*WHAT THE TASK REQUIRES:*
Make an exact copy of the entries, and keep any pictures out of it.

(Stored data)
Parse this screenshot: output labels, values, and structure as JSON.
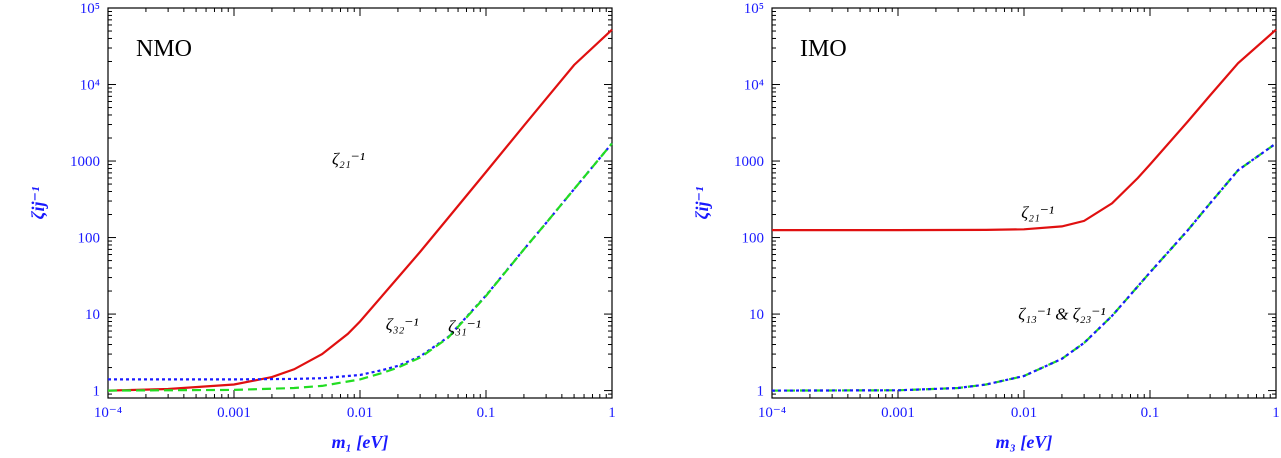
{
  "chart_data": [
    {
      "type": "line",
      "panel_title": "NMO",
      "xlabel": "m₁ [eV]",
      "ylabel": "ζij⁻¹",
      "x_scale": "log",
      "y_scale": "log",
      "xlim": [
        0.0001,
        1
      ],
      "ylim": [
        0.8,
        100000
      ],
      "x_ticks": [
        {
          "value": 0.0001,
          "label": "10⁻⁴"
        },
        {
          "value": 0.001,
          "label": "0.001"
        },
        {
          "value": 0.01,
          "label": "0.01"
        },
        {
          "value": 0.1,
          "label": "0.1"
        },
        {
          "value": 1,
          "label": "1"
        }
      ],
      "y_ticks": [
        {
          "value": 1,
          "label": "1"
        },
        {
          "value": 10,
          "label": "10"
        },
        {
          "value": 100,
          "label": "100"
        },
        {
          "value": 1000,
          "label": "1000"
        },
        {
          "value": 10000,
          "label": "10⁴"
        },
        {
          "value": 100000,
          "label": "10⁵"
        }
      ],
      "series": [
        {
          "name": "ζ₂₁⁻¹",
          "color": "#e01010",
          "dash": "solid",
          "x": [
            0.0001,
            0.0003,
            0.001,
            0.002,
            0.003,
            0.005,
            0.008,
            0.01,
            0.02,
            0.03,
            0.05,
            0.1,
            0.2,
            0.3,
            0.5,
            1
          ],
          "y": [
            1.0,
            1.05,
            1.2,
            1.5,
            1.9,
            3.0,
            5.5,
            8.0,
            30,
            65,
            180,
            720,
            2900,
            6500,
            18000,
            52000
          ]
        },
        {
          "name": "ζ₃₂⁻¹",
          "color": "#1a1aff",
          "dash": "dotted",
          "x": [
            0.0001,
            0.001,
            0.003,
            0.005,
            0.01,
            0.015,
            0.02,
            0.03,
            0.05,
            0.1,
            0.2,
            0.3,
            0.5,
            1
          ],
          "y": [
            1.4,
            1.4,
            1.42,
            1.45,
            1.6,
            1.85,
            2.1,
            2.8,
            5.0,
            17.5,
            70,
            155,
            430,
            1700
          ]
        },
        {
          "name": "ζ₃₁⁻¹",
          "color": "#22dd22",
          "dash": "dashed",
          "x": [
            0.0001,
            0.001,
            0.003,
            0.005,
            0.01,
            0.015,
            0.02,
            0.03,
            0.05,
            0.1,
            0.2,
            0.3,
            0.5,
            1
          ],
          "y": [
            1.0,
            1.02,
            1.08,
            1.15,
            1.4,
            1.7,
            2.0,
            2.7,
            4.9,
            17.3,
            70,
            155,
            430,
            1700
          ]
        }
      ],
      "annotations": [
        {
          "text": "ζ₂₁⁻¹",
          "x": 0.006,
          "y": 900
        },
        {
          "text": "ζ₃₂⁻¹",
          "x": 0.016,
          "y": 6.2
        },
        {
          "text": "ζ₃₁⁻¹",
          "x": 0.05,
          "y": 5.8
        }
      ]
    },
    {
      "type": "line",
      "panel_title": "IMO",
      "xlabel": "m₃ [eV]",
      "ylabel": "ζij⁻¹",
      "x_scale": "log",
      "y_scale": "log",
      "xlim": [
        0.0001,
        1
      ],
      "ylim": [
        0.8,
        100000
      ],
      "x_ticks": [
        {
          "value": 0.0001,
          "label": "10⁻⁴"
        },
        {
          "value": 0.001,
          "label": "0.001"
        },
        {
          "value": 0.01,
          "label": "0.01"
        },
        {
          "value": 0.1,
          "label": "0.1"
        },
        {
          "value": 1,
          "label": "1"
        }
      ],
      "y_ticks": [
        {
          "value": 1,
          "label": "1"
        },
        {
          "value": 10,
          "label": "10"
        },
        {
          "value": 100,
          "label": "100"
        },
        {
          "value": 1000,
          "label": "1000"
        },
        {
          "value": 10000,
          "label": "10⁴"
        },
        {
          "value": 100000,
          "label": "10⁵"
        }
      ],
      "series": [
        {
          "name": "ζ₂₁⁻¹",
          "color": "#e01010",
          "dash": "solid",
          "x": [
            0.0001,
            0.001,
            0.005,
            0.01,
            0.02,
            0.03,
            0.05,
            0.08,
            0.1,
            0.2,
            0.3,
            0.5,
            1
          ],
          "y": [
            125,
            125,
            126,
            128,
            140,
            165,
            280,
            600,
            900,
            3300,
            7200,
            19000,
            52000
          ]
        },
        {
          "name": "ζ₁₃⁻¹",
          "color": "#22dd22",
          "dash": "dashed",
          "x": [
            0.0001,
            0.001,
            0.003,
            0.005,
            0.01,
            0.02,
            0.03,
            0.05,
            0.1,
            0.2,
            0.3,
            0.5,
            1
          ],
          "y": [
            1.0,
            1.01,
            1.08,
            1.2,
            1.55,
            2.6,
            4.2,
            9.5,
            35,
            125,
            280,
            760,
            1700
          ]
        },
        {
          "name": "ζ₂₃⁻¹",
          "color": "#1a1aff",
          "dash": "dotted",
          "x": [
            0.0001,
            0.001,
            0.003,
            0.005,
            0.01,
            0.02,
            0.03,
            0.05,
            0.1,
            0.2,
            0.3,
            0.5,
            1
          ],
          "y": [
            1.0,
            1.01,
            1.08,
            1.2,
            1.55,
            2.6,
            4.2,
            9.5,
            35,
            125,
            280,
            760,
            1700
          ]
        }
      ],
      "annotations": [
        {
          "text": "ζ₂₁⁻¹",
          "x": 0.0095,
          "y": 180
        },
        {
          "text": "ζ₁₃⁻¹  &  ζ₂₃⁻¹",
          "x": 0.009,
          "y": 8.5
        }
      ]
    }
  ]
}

*CORRECT OUTPUT:*
Parse this screenshot: output labels, values, and structure as JSON.
{
  "chart_data": [
    {
      "type": "line",
      "panel_title": "NMO",
      "xlabel": "m₁ [eV]",
      "ylabel": "ζij⁻¹",
      "x_scale": "log",
      "y_scale": "log",
      "xlim": [
        0.0001,
        1
      ],
      "ylim": [
        0.8,
        100000
      ],
      "x_ticks": [
        {
          "value": 0.0001,
          "label": "10⁻⁴"
        },
        {
          "value": 0.001,
          "label": "0.001"
        },
        {
          "value": 0.01,
          "label": "0.01"
        },
        {
          "value": 0.1,
          "label": "0.1"
        },
        {
          "value": 1,
          "label": "1"
        }
      ],
      "y_ticks": [
        {
          "value": 1,
          "label": "1"
        },
        {
          "value": 10,
          "label": "10"
        },
        {
          "value": 100,
          "label": "100"
        },
        {
          "value": 1000,
          "label": "1000"
        },
        {
          "value": 10000,
          "label": "10⁴"
        },
        {
          "value": 100000,
          "label": "10⁵"
        }
      ],
      "series": [
        {
          "name": "ζ₂₁⁻¹",
          "color": "#e01010",
          "dash": "solid",
          "x": [
            0.0001,
            0.0003,
            0.001,
            0.002,
            0.003,
            0.005,
            0.008,
            0.01,
            0.02,
            0.03,
            0.05,
            0.1,
            0.2,
            0.3,
            0.5,
            1
          ],
          "y": [
            1.0,
            1.05,
            1.2,
            1.5,
            1.9,
            3.0,
            5.5,
            8.0,
            30,
            65,
            180,
            720,
            2900,
            6500,
            18000,
            52000
          ]
        },
        {
          "name": "ζ₃₂⁻¹",
          "color": "#1a1aff",
          "dash": "dotted",
          "x": [
            0.0001,
            0.001,
            0.003,
            0.005,
            0.01,
            0.015,
            0.02,
            0.03,
            0.05,
            0.1,
            0.2,
            0.3,
            0.5,
            1
          ],
          "y": [
            1.4,
            1.4,
            1.42,
            1.45,
            1.6,
            1.85,
            2.1,
            2.8,
            5.0,
            17.5,
            70,
            155,
            430,
            1700
          ]
        },
        {
          "name": "ζ₃₁⁻¹",
          "color": "#22dd22",
          "dash": "dashed",
          "x": [
            0.0001,
            0.001,
            0.003,
            0.005,
            0.01,
            0.015,
            0.02,
            0.03,
            0.05,
            0.1,
            0.2,
            0.3,
            0.5,
            1
          ],
          "y": [
            1.0,
            1.02,
            1.08,
            1.15,
            1.4,
            1.7,
            2.0,
            2.7,
            4.9,
            17.3,
            70,
            155,
            430,
            1700
          ]
        }
      ],
      "annotations": [
        {
          "text": "ζ₂₁⁻¹",
          "x": 0.006,
          "y": 900
        },
        {
          "text": "ζ₃₂⁻¹",
          "x": 0.016,
          "y": 6.2
        },
        {
          "text": "ζ₃₁⁻¹",
          "x": 0.05,
          "y": 5.8
        }
      ]
    },
    {
      "type": "line",
      "panel_title": "IMO",
      "xlabel": "m₃ [eV]",
      "ylabel": "ζij⁻¹",
      "x_scale": "log",
      "y_scale": "log",
      "xlim": [
        0.0001,
        1
      ],
      "ylim": [
        0.8,
        100000
      ],
      "x_ticks": [
        {
          "value": 0.0001,
          "label": "10⁻⁴"
        },
        {
          "value": 0.001,
          "label": "0.001"
        },
        {
          "value": 0.01,
          "label": "0.01"
        },
        {
          "value": 0.1,
          "label": "0.1"
        },
        {
          "value": 1,
          "label": "1"
        }
      ],
      "y_ticks": [
        {
          "value": 1,
          "label": "1"
        },
        {
          "value": 10,
          "label": "10"
        },
        {
          "value": 100,
          "label": "100"
        },
        {
          "value": 1000,
          "label": "1000"
        },
        {
          "value": 10000,
          "label": "10⁴"
        },
        {
          "value": 100000,
          "label": "10⁵"
        }
      ],
      "series": [
        {
          "name": "ζ₂₁⁻¹",
          "color": "#e01010",
          "dash": "solid",
          "x": [
            0.0001,
            0.001,
            0.005,
            0.01,
            0.02,
            0.03,
            0.05,
            0.08,
            0.1,
            0.2,
            0.3,
            0.5,
            1
          ],
          "y": [
            125,
            125,
            126,
            128,
            140,
            165,
            280,
            600,
            900,
            3300,
            7200,
            19000,
            52000
          ]
        },
        {
          "name": "ζ₁₃⁻¹",
          "color": "#22dd22",
          "dash": "dashed",
          "x": [
            0.0001,
            0.001,
            0.003,
            0.005,
            0.01,
            0.02,
            0.03,
            0.05,
            0.1,
            0.2,
            0.3,
            0.5,
            1
          ],
          "y": [
            1.0,
            1.01,
            1.08,
            1.2,
            1.55,
            2.6,
            4.2,
            9.5,
            35,
            125,
            280,
            760,
            1700
          ]
        },
        {
          "name": "ζ₂₃⁻¹",
          "color": "#1a1aff",
          "dash": "dotted",
          "x": [
            0.0001,
            0.001,
            0.003,
            0.005,
            0.01,
            0.02,
            0.03,
            0.05,
            0.1,
            0.2,
            0.3,
            0.5,
            1
          ],
          "y": [
            1.0,
            1.01,
            1.08,
            1.2,
            1.55,
            2.6,
            4.2,
            9.5,
            35,
            125,
            280,
            760,
            1700
          ]
        }
      ],
      "annotations": [
        {
          "text": "ζ₂₁⁻¹",
          "x": 0.0095,
          "y": 180
        },
        {
          "text": "ζ₁₃⁻¹  &  ζ₂₃⁻¹",
          "x": 0.009,
          "y": 8.5
        }
      ]
    }
  ]
}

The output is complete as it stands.